RECORDS SUPPLIED:
□ □ □

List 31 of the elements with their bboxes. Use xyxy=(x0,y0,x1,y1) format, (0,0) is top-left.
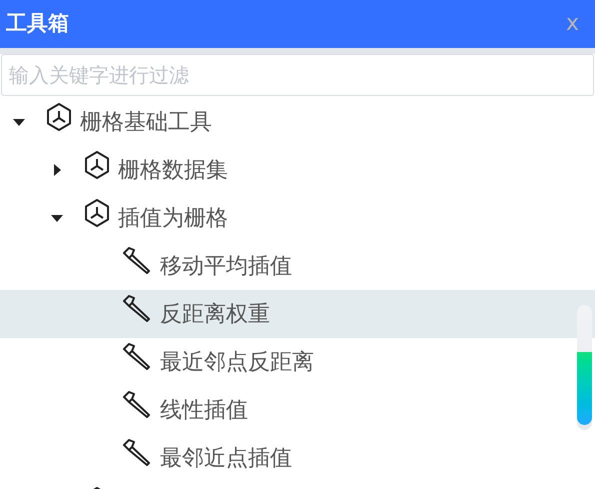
hammer-icon xyxy=(122,295,152,323)
cube-icon xyxy=(84,198,110,228)
tree-item-label: 最近邻点反距离 xyxy=(160,348,314,376)
panel-title: 工具箱 xyxy=(6,10,69,38)
tree-item-label: 线性插值 xyxy=(160,396,248,424)
tree-item-label: 最邻近点插值 xyxy=(160,444,292,472)
hammer-icon xyxy=(122,439,152,467)
tree-item[interactable]: 移动平均插值 xyxy=(0,242,595,290)
scrollbar-thumb[interactable] xyxy=(577,352,592,425)
hammer-icon xyxy=(122,247,152,275)
tree-item-label: 栅格数据集 xyxy=(118,156,228,184)
hammer-icon xyxy=(122,391,152,419)
tree-item[interactable]: 栅格基础工具 xyxy=(0,98,595,146)
tree-item-label: 反距离权重 xyxy=(160,300,270,328)
tree-item-label: 插值为栅格 xyxy=(118,204,228,232)
filter-field[interactable]: 输入关键字进行过滤 xyxy=(1,54,594,96)
tree-item[interactable]: 最邻近点插值 xyxy=(0,434,595,482)
tree-item-label: 栅格基础工具 xyxy=(80,108,212,136)
cube-icon xyxy=(46,102,72,132)
tree-item[interactable]: 最近邻点反距离 xyxy=(0,338,595,386)
tree-item-label: 移动平均插值 xyxy=(160,252,292,280)
cube-icon xyxy=(84,150,110,180)
tree-item[interactable]: 栅格数据集 xyxy=(0,146,595,194)
expand-caret-icon[interactable] xyxy=(51,164,63,176)
tree-item[interactable]: 线性插值 xyxy=(0,386,595,434)
scrollbar[interactable] xyxy=(577,305,592,430)
collapse-caret-icon[interactable] xyxy=(51,212,63,224)
tree-item[interactable]: 反距离权重 xyxy=(0,290,595,338)
hammer-icon xyxy=(122,343,152,371)
tree-item[interactable]: 插值为栅格 xyxy=(0,194,595,242)
collapse-caret-icon[interactable] xyxy=(13,116,25,128)
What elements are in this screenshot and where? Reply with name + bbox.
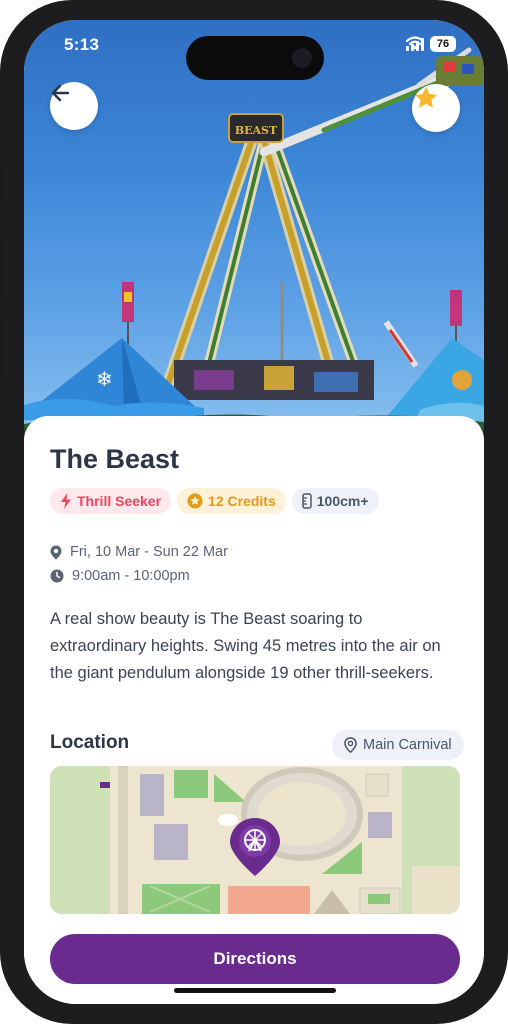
star-icon bbox=[414, 86, 438, 108]
ride-hours: 9:00am - 10:00pm bbox=[50, 568, 190, 584]
directions-button[interactable]: Directions bbox=[50, 934, 460, 984]
home-indicator[interactable] bbox=[174, 988, 336, 993]
location-pin-icon bbox=[344, 737, 357, 753]
ride-hero-image: BEAST ❄ 5:13 76 bbox=[24, 20, 484, 440]
location-pin-icon bbox=[50, 545, 62, 559]
ride-hours-text: 9:00am - 10:00pm bbox=[72, 568, 190, 584]
status-bar: 5:13 76 bbox=[24, 20, 484, 80]
side-button bbox=[0, 168, 3, 202]
height-requirement-tag: 100cm+ bbox=[291, 488, 379, 514]
side-button bbox=[0, 318, 3, 382]
wifi-icon bbox=[406, 36, 424, 50]
clock-icon bbox=[50, 569, 64, 583]
ferris-wheel-pin-icon bbox=[230, 818, 280, 876]
ride-details-card: The Beast Thrill Seeker 12 Credits 100cm… bbox=[24, 416, 484, 1004]
back-button[interactable] bbox=[50, 82, 98, 130]
tag-label: Thrill Seeker bbox=[77, 493, 162, 509]
ride-dates: Fri, 10 Mar - Sun 22 Mar bbox=[50, 544, 228, 560]
location-map[interactable] bbox=[50, 766, 460, 914]
ride-tags: Thrill Seeker 12 Credits 100cm+ bbox=[50, 488, 379, 514]
tag-label: 12 Credits bbox=[208, 493, 276, 509]
ride-illustration: BEAST ❄ bbox=[24, 47, 484, 440]
favorite-button[interactable] bbox=[412, 84, 460, 132]
thrill-seeker-tag: Thrill Seeker bbox=[50, 488, 172, 514]
screen: BEAST ❄ 5:13 76 The Beast Thrill Seeker … bbox=[24, 20, 484, 1004]
dynamic-island bbox=[186, 36, 324, 80]
camera-icon bbox=[292, 48, 312, 68]
ride-dates-text: Fri, 10 Mar - Sun 22 Mar bbox=[70, 544, 228, 560]
location-heading: Location bbox=[50, 732, 130, 753]
status-icons: 76 bbox=[406, 36, 456, 52]
credit-coin-icon bbox=[187, 493, 203, 509]
height-ruler-icon bbox=[302, 493, 312, 509]
status-time: 5:13 bbox=[64, 35, 100, 54]
credits-tag: 12 Credits bbox=[177, 488, 286, 514]
ride-title: The Beast bbox=[50, 444, 180, 474]
svg-text:BEAST: BEAST bbox=[235, 124, 278, 137]
phone-frame: BEAST ❄ 5:13 76 The Beast Thrill Seeker … bbox=[0, 0, 508, 1024]
arrow-left-icon bbox=[51, 84, 70, 102]
svg-text:❄: ❄ bbox=[96, 367, 113, 391]
ride-description: A real show beauty is The Beast soaring … bbox=[50, 610, 441, 682]
side-button bbox=[0, 236, 3, 300]
battery-icon: 76 bbox=[430, 36, 456, 52]
tag-label: 100cm+ bbox=[316, 493, 369, 509]
location-area-badge[interactable]: Main Carnival bbox=[332, 730, 464, 760]
lightning-icon bbox=[61, 493, 71, 509]
location-area-label: Main Carnival bbox=[363, 737, 452, 753]
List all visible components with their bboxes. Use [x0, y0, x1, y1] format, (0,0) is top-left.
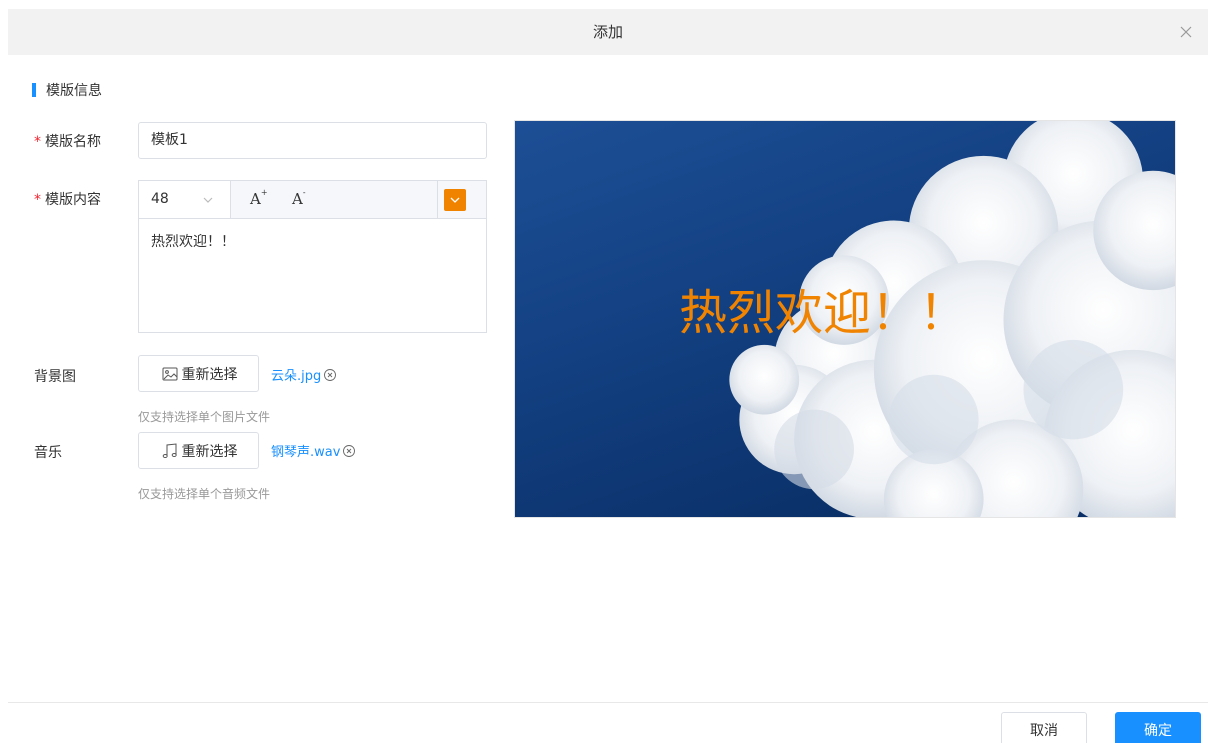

□ □ □

GIVEN PROBLEM: From the records above, collect every line that contains the string "栅格基础工具" and copy each one in full.

SOLUTION TO THE PROBLEM:
tree-item[interactable]: 栅格基础工具 xyxy=(0,98,595,146)
tree-item-label: 栅格基础工具 xyxy=(80,108,212,136)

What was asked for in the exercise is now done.